*JOB:* Repeat the material in full. Keep every line exactly as it is.

## start

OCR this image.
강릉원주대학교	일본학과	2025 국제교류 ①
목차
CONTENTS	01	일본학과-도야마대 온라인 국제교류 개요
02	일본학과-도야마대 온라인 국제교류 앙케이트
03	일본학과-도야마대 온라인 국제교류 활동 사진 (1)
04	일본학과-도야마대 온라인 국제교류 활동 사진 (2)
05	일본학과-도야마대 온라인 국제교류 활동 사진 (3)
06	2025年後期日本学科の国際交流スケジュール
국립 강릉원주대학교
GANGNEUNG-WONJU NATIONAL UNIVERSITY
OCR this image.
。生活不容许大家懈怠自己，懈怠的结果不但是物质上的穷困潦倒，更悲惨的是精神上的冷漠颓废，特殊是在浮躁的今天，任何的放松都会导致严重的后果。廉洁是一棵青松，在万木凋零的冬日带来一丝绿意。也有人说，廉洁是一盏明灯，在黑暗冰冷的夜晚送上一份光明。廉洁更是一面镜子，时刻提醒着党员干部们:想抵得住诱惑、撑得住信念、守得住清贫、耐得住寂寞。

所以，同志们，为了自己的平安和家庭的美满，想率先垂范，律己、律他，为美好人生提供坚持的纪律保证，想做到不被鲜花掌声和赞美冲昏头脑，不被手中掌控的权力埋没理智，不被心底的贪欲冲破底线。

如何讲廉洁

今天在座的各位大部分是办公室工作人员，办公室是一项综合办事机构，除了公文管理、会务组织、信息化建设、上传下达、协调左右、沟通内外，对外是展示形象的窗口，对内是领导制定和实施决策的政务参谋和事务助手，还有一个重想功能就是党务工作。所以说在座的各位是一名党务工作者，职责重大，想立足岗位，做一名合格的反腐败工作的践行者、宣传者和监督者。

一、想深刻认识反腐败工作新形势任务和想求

## end

*FINISHED ANSWER:*
OCR this image.
강릉원주대학교	일본학과	2025 국제교류 ①
목차
CONTENTS	01	일본학과-도야마대 온라인 국제교류 개요
02	일본학과-도야마대 온라인 국제교류 앙케이트
03	일본학과-도야마대 온라인 국제교류 활동 사진 (1)
04	일본학과-도야마대 온라인 국제교류 활동 사진 (2)
05	일본학과-도야마대 온라인 국제교류 활동 사진 (3)
06	2025年後期日本学科の国際交流スケジュール
국립 강릉원주대학교
GANGNEUNG-WONJU NATIONAL UNIVERSITY
OCR this image.
。生活不容许大家懈怠自己，懈怠的结果不但是物质上的穷困潦倒，更悲惨的是精神上的冷漠颓废，特殊是在浮躁的今天，任何的放松都会导致严重的后果。廉洁是一棵青松，在万木凋零的冬日带来一丝绿意。也有人说，廉洁是一盏明灯，在黑暗冰冷的夜晚送上一份光明。廉洁更是一面镜子，时刻提醒着党员干部们:想抵得住诱惑、撑得住信念、守得住清贫、耐得住寂寞。

所以，同志们，为了自己的平安和家庭的美满，想率先垂范，律己、律他，为美好人生提供坚持的纪律保证，想做到不被鲜花掌声和赞美冲昏头脑，不被手中掌控的权力埋没理智，不被心底的贪欲冲破底线。

如何讲廉洁

今天在座的各位大部分是办公室工作人员，办公室是一项综合办事机构，除了公文管理、会务组织、信息化建设、上传下达、协调左右、沟通内外，对外是展示形象的窗口，对内是领导制定和实施决策的政务参谋和事务助手，还有一个重想功能就是党务工作。所以说在座的各位是一名党务工作者，职责重大，想立足岗位，做一名合格的反腐败工作的践行者、宣传者和监督者。

一、想深刻认识反腐败工作新形势任务和想求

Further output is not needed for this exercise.